Report the number of lines that hold the string "Motor". Leave out any other text.

┄┄┄┄┄┄┄┄┄┄

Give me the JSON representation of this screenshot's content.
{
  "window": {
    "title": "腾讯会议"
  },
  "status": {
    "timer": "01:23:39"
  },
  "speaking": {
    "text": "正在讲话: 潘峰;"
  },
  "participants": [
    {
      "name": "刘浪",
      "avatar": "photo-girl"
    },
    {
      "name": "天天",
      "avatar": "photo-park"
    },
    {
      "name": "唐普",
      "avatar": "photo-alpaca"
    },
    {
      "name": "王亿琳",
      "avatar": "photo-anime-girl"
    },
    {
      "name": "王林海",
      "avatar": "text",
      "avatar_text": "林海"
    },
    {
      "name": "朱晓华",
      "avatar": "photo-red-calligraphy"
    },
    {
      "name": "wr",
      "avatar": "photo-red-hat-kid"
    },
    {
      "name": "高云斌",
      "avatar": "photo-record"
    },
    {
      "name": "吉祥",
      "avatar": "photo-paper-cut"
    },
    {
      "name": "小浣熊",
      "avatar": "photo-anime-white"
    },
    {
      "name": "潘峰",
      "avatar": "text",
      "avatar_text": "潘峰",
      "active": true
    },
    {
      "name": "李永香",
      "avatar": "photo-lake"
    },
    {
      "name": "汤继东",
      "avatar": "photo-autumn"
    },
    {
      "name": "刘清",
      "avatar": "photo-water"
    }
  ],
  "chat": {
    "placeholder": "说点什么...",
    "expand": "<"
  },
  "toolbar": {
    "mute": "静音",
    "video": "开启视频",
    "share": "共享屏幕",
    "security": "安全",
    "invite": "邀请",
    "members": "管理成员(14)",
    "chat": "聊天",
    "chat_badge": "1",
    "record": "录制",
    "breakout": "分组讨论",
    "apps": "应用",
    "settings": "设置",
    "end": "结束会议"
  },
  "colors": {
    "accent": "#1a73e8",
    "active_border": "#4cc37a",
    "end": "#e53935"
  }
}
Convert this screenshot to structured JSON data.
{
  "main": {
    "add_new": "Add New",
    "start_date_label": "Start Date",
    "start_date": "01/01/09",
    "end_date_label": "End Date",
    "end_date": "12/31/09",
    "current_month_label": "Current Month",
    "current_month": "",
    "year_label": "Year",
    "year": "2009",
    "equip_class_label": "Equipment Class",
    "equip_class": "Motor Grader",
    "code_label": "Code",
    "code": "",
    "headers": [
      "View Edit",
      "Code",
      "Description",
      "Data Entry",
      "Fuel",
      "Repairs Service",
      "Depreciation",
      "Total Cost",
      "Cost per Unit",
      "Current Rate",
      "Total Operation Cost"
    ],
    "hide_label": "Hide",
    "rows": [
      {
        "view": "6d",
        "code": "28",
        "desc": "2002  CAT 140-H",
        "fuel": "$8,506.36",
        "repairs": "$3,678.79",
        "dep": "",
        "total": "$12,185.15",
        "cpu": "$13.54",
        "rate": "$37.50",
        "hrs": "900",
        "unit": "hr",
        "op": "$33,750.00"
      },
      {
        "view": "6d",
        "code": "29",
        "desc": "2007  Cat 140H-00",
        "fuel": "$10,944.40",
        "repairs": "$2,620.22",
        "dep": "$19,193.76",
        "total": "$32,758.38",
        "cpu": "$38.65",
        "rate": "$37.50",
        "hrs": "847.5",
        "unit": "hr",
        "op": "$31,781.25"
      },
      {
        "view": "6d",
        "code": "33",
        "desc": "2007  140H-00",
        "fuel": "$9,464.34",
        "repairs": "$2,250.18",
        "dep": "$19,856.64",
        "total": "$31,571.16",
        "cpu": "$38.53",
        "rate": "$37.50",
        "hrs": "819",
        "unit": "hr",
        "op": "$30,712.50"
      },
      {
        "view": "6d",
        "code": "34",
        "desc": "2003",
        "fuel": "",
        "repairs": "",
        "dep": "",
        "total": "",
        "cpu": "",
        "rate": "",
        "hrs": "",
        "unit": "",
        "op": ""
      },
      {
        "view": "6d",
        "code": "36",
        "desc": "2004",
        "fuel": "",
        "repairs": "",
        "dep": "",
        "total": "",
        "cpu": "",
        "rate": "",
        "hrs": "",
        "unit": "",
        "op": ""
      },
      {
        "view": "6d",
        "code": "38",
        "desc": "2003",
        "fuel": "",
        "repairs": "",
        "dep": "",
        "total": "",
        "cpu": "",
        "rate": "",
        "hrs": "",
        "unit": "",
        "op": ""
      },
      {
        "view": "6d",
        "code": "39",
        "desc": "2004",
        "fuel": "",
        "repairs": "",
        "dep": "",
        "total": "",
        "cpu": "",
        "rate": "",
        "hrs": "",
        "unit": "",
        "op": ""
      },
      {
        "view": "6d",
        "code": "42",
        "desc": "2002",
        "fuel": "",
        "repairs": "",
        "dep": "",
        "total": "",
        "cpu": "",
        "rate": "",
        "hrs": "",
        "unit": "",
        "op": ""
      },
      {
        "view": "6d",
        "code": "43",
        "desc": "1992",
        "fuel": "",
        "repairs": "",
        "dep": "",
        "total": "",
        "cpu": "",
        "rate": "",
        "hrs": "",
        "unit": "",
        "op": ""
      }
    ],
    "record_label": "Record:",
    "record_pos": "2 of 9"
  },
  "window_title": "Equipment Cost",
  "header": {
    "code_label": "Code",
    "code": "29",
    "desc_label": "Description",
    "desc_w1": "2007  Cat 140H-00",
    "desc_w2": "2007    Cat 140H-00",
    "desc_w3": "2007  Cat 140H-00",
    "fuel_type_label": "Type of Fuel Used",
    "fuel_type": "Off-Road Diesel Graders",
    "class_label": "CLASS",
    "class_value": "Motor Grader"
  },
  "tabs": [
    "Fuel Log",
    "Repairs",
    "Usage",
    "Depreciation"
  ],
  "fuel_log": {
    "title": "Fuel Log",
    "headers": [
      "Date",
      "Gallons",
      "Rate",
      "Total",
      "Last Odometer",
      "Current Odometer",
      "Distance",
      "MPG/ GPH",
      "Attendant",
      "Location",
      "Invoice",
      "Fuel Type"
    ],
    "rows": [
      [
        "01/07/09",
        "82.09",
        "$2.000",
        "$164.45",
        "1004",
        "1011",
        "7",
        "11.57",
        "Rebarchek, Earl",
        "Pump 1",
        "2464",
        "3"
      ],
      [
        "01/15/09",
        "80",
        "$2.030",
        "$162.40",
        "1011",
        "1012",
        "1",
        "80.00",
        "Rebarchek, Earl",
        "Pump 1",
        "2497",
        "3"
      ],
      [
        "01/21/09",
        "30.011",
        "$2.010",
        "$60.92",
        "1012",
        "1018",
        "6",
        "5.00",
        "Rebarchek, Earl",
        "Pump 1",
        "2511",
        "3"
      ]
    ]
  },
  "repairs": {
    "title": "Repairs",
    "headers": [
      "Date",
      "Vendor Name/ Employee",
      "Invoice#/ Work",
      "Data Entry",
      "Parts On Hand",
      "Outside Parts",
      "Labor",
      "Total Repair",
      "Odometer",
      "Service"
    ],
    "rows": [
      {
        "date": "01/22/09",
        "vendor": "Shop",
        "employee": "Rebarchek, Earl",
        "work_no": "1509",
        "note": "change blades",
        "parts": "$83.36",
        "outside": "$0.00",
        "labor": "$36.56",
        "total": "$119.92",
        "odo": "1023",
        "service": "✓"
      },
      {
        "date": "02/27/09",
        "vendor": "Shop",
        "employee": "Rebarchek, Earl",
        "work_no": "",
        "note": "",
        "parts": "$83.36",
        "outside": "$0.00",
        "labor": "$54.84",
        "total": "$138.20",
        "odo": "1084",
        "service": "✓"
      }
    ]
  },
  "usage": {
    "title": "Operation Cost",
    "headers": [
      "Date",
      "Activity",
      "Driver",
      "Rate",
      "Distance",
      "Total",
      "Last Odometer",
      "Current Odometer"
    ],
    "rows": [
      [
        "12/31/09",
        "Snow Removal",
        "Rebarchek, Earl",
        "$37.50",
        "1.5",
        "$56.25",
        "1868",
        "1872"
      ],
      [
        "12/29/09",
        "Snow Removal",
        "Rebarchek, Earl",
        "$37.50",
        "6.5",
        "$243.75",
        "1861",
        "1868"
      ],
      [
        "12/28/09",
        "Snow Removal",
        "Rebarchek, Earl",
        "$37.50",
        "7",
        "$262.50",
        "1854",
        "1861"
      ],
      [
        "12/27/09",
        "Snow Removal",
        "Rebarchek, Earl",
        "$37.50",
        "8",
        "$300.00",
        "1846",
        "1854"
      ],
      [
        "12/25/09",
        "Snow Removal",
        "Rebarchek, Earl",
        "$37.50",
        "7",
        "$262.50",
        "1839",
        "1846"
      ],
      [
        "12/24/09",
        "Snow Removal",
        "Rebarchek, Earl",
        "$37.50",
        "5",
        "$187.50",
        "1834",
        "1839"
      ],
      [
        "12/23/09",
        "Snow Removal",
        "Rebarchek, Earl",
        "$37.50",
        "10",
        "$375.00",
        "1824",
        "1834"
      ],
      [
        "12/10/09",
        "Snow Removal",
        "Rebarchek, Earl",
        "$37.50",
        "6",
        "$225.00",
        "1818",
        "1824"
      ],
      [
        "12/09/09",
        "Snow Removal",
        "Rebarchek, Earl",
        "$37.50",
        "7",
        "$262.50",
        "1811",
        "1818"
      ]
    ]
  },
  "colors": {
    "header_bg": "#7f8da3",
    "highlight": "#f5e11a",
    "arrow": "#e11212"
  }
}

┄┄┄┄┄┄┄┄┄┄

--- Task solution ---
2